▶ Aim of the task
Every entry needs to be reproduced exactly.

— start —

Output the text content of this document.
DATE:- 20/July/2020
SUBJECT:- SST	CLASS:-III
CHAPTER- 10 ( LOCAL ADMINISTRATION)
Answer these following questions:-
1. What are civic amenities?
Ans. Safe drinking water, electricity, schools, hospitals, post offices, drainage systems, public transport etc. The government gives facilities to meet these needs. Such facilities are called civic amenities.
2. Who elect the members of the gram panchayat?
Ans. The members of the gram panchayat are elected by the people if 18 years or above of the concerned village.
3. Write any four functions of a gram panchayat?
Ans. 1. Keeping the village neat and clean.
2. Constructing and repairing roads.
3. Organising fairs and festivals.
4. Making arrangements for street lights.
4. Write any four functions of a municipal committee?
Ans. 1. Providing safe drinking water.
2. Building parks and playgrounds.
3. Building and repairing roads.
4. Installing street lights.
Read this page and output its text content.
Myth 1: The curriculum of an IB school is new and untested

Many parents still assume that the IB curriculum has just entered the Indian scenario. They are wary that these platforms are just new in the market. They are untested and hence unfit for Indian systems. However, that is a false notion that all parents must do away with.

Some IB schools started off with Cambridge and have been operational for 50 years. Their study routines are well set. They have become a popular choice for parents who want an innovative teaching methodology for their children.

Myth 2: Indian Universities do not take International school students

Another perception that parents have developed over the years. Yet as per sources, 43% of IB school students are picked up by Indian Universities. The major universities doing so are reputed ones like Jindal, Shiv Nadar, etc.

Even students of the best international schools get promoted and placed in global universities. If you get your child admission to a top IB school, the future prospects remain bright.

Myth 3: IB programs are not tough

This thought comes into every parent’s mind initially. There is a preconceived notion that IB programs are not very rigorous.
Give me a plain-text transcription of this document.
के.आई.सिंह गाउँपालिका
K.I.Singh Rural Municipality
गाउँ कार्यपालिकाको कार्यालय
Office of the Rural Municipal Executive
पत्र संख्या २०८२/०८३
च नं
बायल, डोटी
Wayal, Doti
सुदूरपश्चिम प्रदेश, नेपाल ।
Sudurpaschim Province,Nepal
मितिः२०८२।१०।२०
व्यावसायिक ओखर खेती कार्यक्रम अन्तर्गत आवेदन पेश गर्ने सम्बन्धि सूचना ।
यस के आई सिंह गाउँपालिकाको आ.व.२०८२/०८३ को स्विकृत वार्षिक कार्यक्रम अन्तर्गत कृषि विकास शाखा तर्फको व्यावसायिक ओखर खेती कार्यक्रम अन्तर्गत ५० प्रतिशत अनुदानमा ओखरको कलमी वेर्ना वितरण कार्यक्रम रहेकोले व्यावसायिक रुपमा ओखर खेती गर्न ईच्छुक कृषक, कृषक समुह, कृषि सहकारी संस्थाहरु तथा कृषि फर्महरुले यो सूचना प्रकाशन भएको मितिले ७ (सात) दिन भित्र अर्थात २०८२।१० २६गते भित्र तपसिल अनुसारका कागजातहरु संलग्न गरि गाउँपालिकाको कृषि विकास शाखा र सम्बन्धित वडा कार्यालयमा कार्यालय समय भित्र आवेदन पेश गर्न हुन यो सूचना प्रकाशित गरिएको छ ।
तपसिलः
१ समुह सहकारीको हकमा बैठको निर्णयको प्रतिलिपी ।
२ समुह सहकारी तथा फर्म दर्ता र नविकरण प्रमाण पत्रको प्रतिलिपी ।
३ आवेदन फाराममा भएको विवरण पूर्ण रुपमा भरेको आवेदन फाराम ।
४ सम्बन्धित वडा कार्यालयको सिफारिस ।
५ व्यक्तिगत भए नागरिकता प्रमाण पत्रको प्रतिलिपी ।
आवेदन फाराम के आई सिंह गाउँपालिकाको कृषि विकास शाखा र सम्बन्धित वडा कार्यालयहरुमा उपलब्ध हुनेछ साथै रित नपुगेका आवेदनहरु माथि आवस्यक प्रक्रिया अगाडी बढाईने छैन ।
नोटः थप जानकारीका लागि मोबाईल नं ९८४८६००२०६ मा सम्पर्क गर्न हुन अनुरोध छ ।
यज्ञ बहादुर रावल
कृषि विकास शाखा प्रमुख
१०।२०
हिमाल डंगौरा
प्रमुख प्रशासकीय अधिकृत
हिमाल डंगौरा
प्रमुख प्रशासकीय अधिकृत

— end —

▶ Response
Output the text content of this document.
DATE:- 20/July/2020
SUBJECT:- SST	CLASS:-III
CHAPTER- 10 ( LOCAL ADMINISTRATION)
Answer these following questions:-
1. What are civic amenities?
Ans. Safe drinking water, electricity, schools, hospitals, post offices, drainage systems, public transport etc. The government gives facilities to meet these needs. Such facilities are called civic amenities.
2. Who elect the members of the gram panchayat?
Ans. The members of the gram panchayat are elected by the people if 18 years or above of the concerned village.
3. Write any four functions of a gram panchayat?
Ans. 1. Keeping the village neat and clean.
2. Constructing and repairing roads.
3. Organising fairs and festivals.
4. Making arrangements for street lights.
4. Write any four functions of a municipal committee?
Ans. 1. Providing safe drinking water.
2. Building parks and playgrounds.
3. Building and repairing roads.
4. Installing street lights.
Read this page and output its text content.
Myth 1: The curriculum of an IB school is new and untested

Many parents still assume that the IB curriculum has just entered the Indian scenario. They are wary that these platforms are just new in the market. They are untested and hence unfit for Indian systems. However, that is a false notion that all parents must do away with.

Some IB schools started off with Cambridge and have been operational for 50 years. Their study routines are well set. They have become a popular choice for parents who want an innovative teaching methodology for their children.

Myth 2: Indian Universities do not take International school students

Another perception that parents have developed over the years. Yet as per sources, 43% of IB school students are picked up by Indian Universities. The major universities doing so are reputed ones like Jindal, Shiv Nadar, etc.

Even students of the best international schools get promoted and placed in global universities. If you get your child admission to a top IB school, the future prospects remain bright.

Myth 3: IB programs are not tough

This thought comes into every parent’s mind initially. There is a preconceived notion that IB programs are not very rigorous.
Give me a plain-text transcription of this document.
के.आई.सिंह गाउँपालिका
K.I.Singh Rural Municipality
गाउँ कार्यपालिकाको कार्यालय
Office of the Rural Municipal Executive
पत्र संख्या २०८२/०८३
च नं
बायल, डोटी
Wayal, Doti
सुदूरपश्चिम प्रदेश, नेपाल ।
Sudurpaschim Province,Nepal
मितिः२०८२।१०।२०
व्यावसायिक ओखर खेती कार्यक्रम अन्तर्गत आवेदन पेश गर्ने सम्बन्धि सूचना ।
यस के आई सिंह गाउँपालिकाको आ.व.२०८२/०८३ को स्विकृत वार्षिक कार्यक्रम अन्तर्गत कृषि विकास शाखा तर्फको व्यावसायिक ओखर खेती कार्यक्रम अन्तर्गत ५० प्रतिशत अनुदानमा ओखरको कलमी वेर्ना वितरण कार्यक्रम रहेकोले व्यावसायिक रुपमा ओखर खेती गर्न ईच्छुक कृषक, कृषक समुह, कृषि सहकारी संस्थाहरु तथा कृषि फर्महरुले यो सूचना प्रकाशन भएको मितिले ७ (सात) दिन भित्र अर्थात २०८२।१० २६गते भित्र तपसिल अनुसारका कागजातहरु संलग्न गरि गाउँपालिकाको कृषि विकास शाखा र सम्बन्धित वडा कार्यालयमा कार्यालय समय भित्र आवेदन पेश गर्न हुन यो सूचना प्रकाशित गरिएको छ ।
तपसिलः
१ समुह सहकारीको हकमा बैठको निर्णयको प्रतिलिपी ।
२ समुह सहकारी तथा फर्म दर्ता र नविकरण प्रमाण पत्रको प्रतिलिपी ।
३ आवेदन फाराममा भएको विवरण पूर्ण रुपमा भरेको आवेदन फाराम ।
४ सम्बन्धित वडा कार्यालयको सिफारिस ।
५ व्यक्तिगत भए नागरिकता प्रमाण पत्रको प्रतिलिपी ।
आवेदन फाराम के आई सिंह गाउँपालिकाको कृषि विकास शाखा र सम्बन्धित वडा कार्यालयहरुमा उपलब्ध हुनेछ साथै रित नपुगेका आवेदनहरु माथि आवस्यक प्रक्रिया अगाडी बढाईने छैन ।
नोटः थप जानकारीका लागि मोबाईल नं ९८४८६००२०६ मा सम्पर्क गर्न हुन अनुरोध छ ।
यज्ञ बहादुर रावल
कृषि विकास शाखा प्रमुख
१०।२०
हिमाल डंगौरा
प्रमुख प्रशासकीय अधिकृत
हिमाल डंगौरा
प्रमुख प्रशासकीय अधिकृत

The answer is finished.